## [Written problem]
Go through each line of the records below and count those with the word "Wright"; give only the total.

#####

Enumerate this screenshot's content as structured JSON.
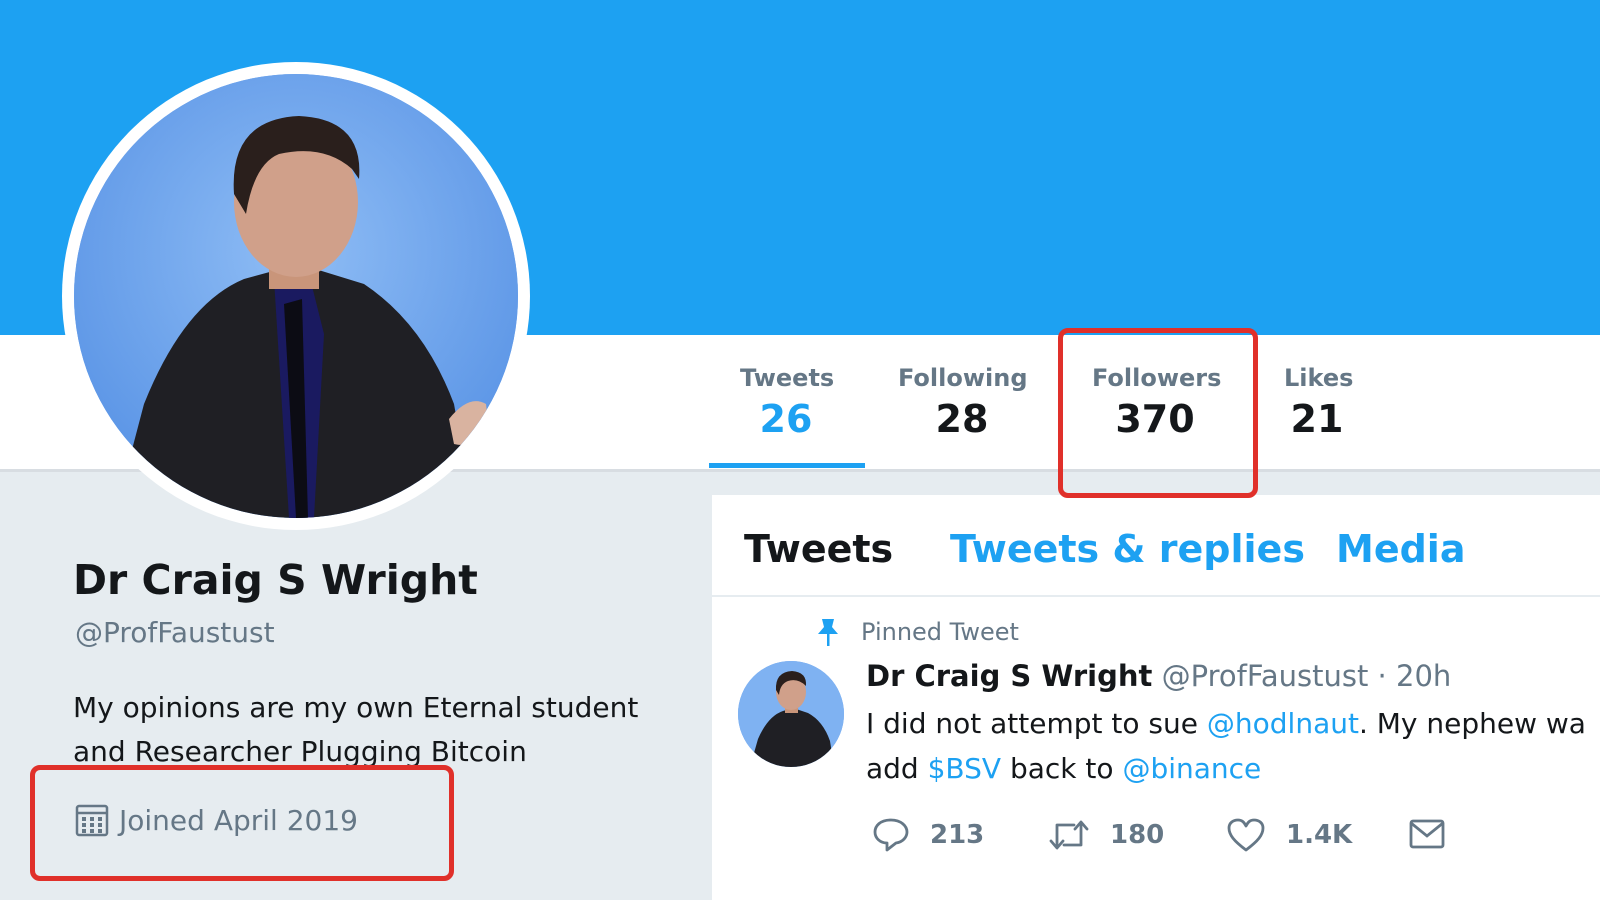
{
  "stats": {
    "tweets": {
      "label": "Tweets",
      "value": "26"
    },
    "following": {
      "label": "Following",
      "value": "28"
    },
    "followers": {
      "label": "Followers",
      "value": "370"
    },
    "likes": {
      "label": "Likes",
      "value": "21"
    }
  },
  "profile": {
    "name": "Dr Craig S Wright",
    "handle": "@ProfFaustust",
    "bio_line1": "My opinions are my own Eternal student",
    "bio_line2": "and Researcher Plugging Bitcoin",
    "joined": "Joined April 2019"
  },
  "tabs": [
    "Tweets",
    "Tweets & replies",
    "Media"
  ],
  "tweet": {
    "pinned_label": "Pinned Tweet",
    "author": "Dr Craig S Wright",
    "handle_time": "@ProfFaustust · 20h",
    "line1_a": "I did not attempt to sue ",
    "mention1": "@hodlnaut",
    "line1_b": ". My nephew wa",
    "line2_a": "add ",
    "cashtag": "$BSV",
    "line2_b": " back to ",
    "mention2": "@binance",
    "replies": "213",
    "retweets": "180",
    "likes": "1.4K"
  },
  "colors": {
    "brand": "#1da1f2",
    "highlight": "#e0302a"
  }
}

#####

## [Expected answer]
2